- Exercise brief
Without including any images, repeat the data exactly.
─── Material provided
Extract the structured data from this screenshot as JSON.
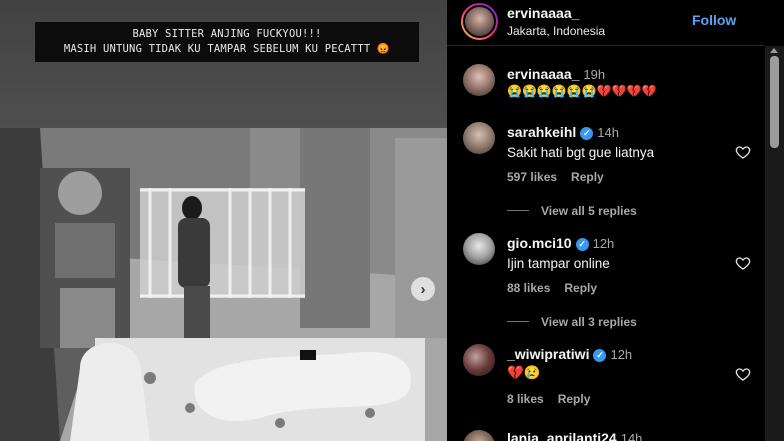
{
  "post": {
    "caption_line1": "BABY SITTER ANJING FUCKYOU!!!",
    "caption_line2": "MASIH UNTUNG TIDAK KU TAMPAR SEBELUM KU PECATTT 😡",
    "next_icon": "chevron-right-icon"
  },
  "header": {
    "username": "ervinaaaa_",
    "location": "Jakarta, Indonesia",
    "follow_label": "Follow"
  },
  "comments": [
    {
      "username": "ervinaaaa_",
      "time": "19h",
      "verified": false,
      "text": "😭😭😭😭😭😭💔💔💔💔",
      "likes": "",
      "reply": "",
      "view_replies": ""
    },
    {
      "username": "sarahkeihl",
      "time": "14h",
      "verified": true,
      "text": "Sakit hati bgt gue liatnya",
      "likes": "597 likes",
      "reply": "Reply",
      "view_replies": "View all 5 replies"
    },
    {
      "username": "gio.mci10",
      "time": "12h",
      "verified": true,
      "text": "Ijin tampar online",
      "likes": "88 likes",
      "reply": "Reply",
      "view_replies": "View all 3 replies"
    },
    {
      "username": "_wiwipratiwi",
      "time": "12h",
      "verified": true,
      "text": "💔😢",
      "likes": "8 likes",
      "reply": "Reply",
      "view_replies": ""
    },
    {
      "username": "lania_aprilanti24",
      "time": "14h",
      "verified": false,
      "text": "",
      "likes": "",
      "reply": "",
      "view_replies": ""
    }
  ]
}
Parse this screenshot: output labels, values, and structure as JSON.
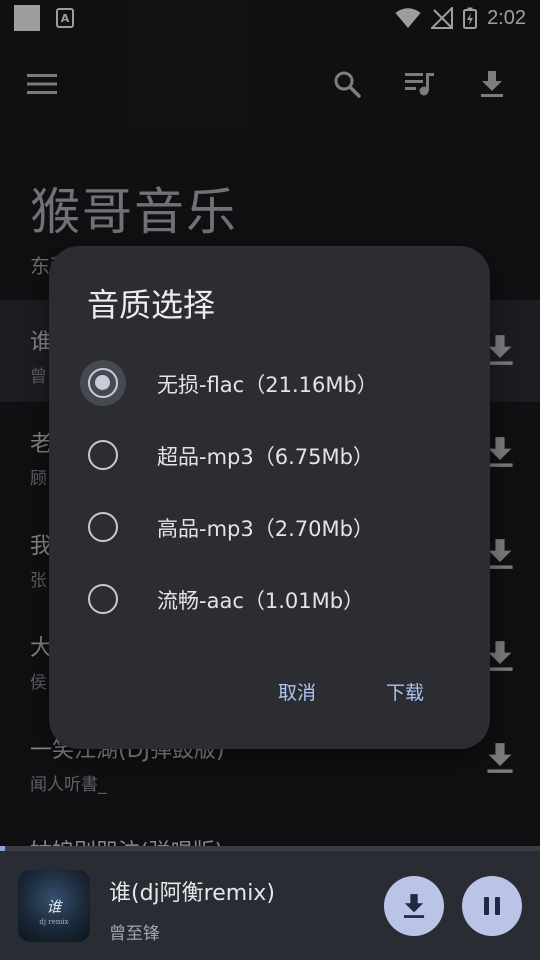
{
  "status_bar": {
    "time": "2:02",
    "notification_icon_letter": "A"
  },
  "header": {
    "app_title": "猴哥音乐",
    "subtitle": "东莞"
  },
  "songs": [
    {
      "title": "谁",
      "artist": "曾"
    },
    {
      "title": "老",
      "artist": "顾"
    },
    {
      "title": "我",
      "artist": "张"
    },
    {
      "title": "大",
      "artist": "侯"
    },
    {
      "title": "一笑江湖(DJ弹鼓版)",
      "artist": "闻人听書_"
    },
    {
      "title": "姑娘别哭泣(弹唱版)",
      "artist": ""
    }
  ],
  "dialog": {
    "title": "音质选择",
    "selected_index": 0,
    "options": [
      {
        "label": "无损-flac（21.16Mb）"
      },
      {
        "label": "超品-mp3（6.75Mb）"
      },
      {
        "label": "高品-mp3（2.70Mb）"
      },
      {
        "label": "流畅-aac（1.01Mb）"
      }
    ],
    "cancel_label": "取消",
    "confirm_label": "下载"
  },
  "player": {
    "title": "谁(dj阿衡remix)",
    "artist": "曾至锋",
    "cover_text": "谁",
    "cover_subtext": "dj remix",
    "progress": 0.01
  },
  "colors": {
    "background": "#1a1b1e",
    "dialog": "#2b2d33",
    "accent": "#aec4f2",
    "fab": "#b9c4e6"
  }
}
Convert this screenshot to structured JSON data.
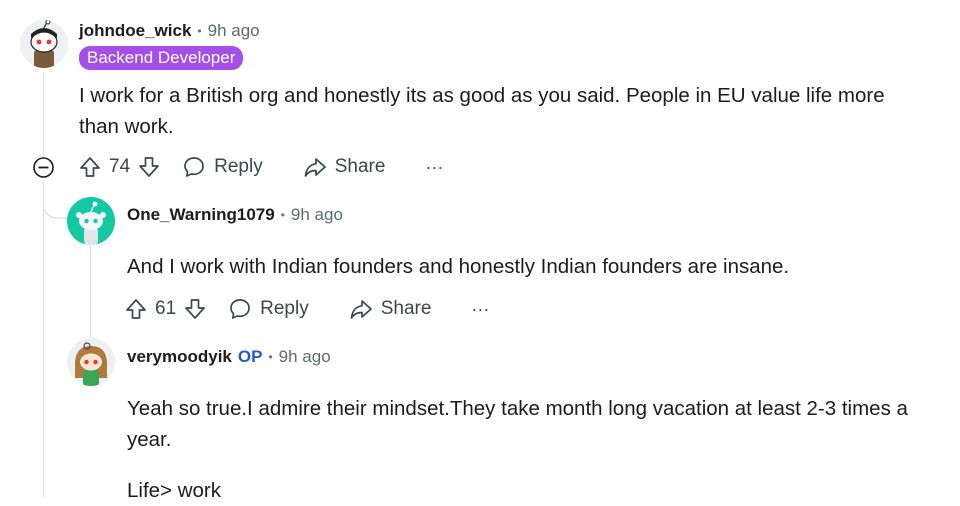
{
  "comments": [
    {
      "username": "johndoe_wick",
      "time": "9h ago",
      "flair": "Backend Developer",
      "body": [
        "I work for a British org and honestly its as good as you said. People in EU value life more",
        "than work."
      ],
      "score": "74",
      "reply_label": "Reply",
      "share_label": "Share",
      "more_label": "···"
    },
    {
      "username": "One_Warning1079",
      "time": "9h ago",
      "body": [
        "And I work with Indian founders and honestly Indian founders are insane."
      ],
      "score": "61",
      "reply_label": "Reply",
      "share_label": "Share",
      "more_label": "···"
    },
    {
      "username": "verymoodyik",
      "op_badge": "OP",
      "time": "9h ago",
      "body": [
        "Yeah so true.I admire their mindset.They take month long vacation at least 2-3 times a",
        "year."
      ],
      "body2": "Life> work"
    }
  ],
  "separator": "•",
  "colors": {
    "flair_bg": "#a64ee9",
    "op": "#1d5ec9",
    "thread_line": "#d9dee1"
  },
  "icons": [
    "collapse-icon",
    "upvote-icon",
    "downvote-icon",
    "reply-icon",
    "share-icon",
    "more-icon"
  ]
}
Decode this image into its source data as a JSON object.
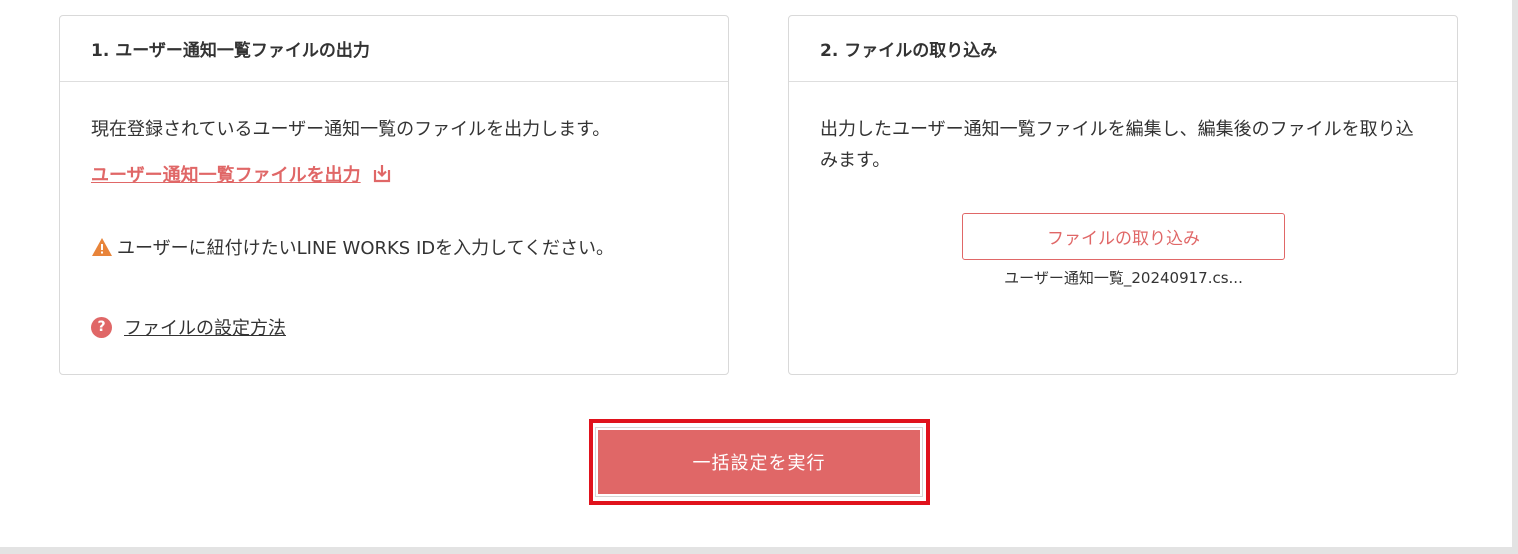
──────
- Exercise response
Extract the structured data from this screenshot as JSON.
{
  "post": {
    "caption_line1": "BABY SITTER ANJING FUCKYOU!!!",
    "caption_line2": "MASIH UNTUNG TIDAK KU TAMPAR SEBELUM KU PECATTT 😡",
    "next_icon": "chevron-right-icon"
  },
  "header": {
    "username": "ervinaaaa_",
    "location": "Jakarta, Indonesia",
    "follow_label": "Follow"
  },
  "comments": [
    {
      "username": "ervinaaaa_",
      "time": "19h",
      "verified": false,
      "text": "😭😭😭😭😭😭💔💔💔💔",
      "likes": "",
      "reply": "",
      "view_replies": ""
    },
    {
      "username": "sarahkeihl",
      "time": "14h",
      "verified": true,
      "text": "Sakit hati bgt gue liatnya",
      "likes": "597 likes",
      "reply": "Reply",
      "view_replies": "View all 5 replies"
    },
    {
      "username": "gio.mci10",
      "time": "12h",
      "verified": true,
      "text": "Ijin tampar online",
      "likes": "88 likes",
      "reply": "Reply",
      "view_replies": "View all 3 replies"
    },
    {
      "username": "_wiwipratiwi",
      "time": "12h",
      "verified": true,
      "text": "💔😢",
      "likes": "8 likes",
      "reply": "Reply",
      "view_replies": ""
    },
    {
      "username": "lania_aprilanti24",
      "time": "14h",
      "verified": false,
      "text": "",
      "likes": "",
      "reply": "",
      "view_replies": ""
    }
  ]
}
Parse this screenshot: output labels, values, and structure as JSON.
{
  "status_bar": {
    "time": "2:02",
    "notification_icon_letter": "A"
  },
  "header": {
    "app_title": "猴哥音乐",
    "subtitle": "东莞"
  },
  "songs": [
    {
      "title": "谁",
      "artist": "曾"
    },
    {
      "title": "老",
      "artist": "顾"
    },
    {
      "title": "我",
      "artist": "张"
    },
    {
      "title": "大",
      "artist": "侯"
    },
    {
      "title": "一笑江湖(DJ弹鼓版)",
      "artist": "闻人听書_"
    },
    {
      "title": "姑娘别哭泣(弹唱版)",
      "artist": ""
    }
  ],
  "dialog": {
    "title": "音质选择",
    "selected_index": 0,
    "options": [
      {
        "label": "无损-flac（21.16Mb）"
      },
      {
        "label": "超品-mp3（6.75Mb）"
      },
      {
        "label": "高品-mp3（2.70Mb）"
      },
      {
        "label": "流畅-aac（1.01Mb）"
      }
    ],
    "cancel_label": "取消",
    "confirm_label": "下载"
  },
  "player": {
    "title": "谁(dj阿衡remix)",
    "artist": "曾至锋",
    "cover_text": "谁",
    "cover_subtext": "dj remix",
    "progress": 0.01
  },
  "colors": {
    "background": "#1a1b1e",
    "dialog": "#2b2d33",
    "accent": "#aec4f2",
    "fab": "#b9c4e6"
  }
}
Convert this screenshot to structured JSON data.
{
  "comments": [
    {
      "username": "johndoe_wick",
      "time": "9h ago",
      "flair": "Backend Developer",
      "body": [
        "I work for a British org and honestly its as good as you said. People in EU value life more",
        "than work."
      ],
      "score": "74",
      "reply_label": "Reply",
      "share_label": "Share",
      "more_label": "···"
    },
    {
      "username": "One_Warning1079",
      "time": "9h ago",
      "body": [
        "And I work with Indian founders and honestly Indian founders are insane."
      ],
      "score": "61",
      "reply_label": "Reply",
      "share_label": "Share",
      "more_label": "···"
    },
    {
      "username": "verymoodyik",
      "op_badge": "OP",
      "time": "9h ago",
      "body": [
        "Yeah so true.I admire their mindset.They take month long vacation at least 2-3 times a",
        "year."
      ],
      "body2": "Life> work"
    }
  ],
  "separator": "•",
  "colors": {
    "flair_bg": "#a64ee9",
    "op": "#1d5ec9",
    "thread_line": "#d9dee1"
  },
  "icons": [
    "collapse-icon",
    "upvote-icon",
    "downvote-icon",
    "reply-icon",
    "share-icon",
    "more-icon"
  ]
}
Decode this image into its source data as a JSON object.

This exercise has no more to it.